WRITTEN REQUEST -
Copy the records below unchanged, starting with their first line and going on through the line that contains "Text: [else]: [else]".

INPUT DATA -

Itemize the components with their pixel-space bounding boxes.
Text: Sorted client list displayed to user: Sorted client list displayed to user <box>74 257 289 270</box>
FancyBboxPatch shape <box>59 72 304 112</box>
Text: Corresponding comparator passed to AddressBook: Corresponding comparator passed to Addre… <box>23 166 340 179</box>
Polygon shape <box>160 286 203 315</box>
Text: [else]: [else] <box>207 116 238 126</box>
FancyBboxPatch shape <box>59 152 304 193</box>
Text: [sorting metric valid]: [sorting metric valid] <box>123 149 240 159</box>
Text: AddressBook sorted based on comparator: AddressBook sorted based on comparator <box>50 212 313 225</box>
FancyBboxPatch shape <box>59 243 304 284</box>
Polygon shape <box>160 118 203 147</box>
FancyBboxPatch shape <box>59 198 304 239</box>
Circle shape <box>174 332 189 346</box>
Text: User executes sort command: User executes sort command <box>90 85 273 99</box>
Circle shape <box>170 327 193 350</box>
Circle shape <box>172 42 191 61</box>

SOLUTION FOR THIS EXERCISE -
Itemize the components with their pixel-space bounding boxes.
Text: Sorted client list displayed to user: Sorted client list displayed to user <box>74 257 289 270</box>
FancyBboxPatch shape <box>59 72 304 112</box>
Text: Corresponding comparator passed to AddressBook: Corresponding comparator passed to Addre… <box>23 166 340 179</box>
Polygon shape <box>160 286 203 315</box>
Text: [else]: [else] <box>207 116 238 126</box>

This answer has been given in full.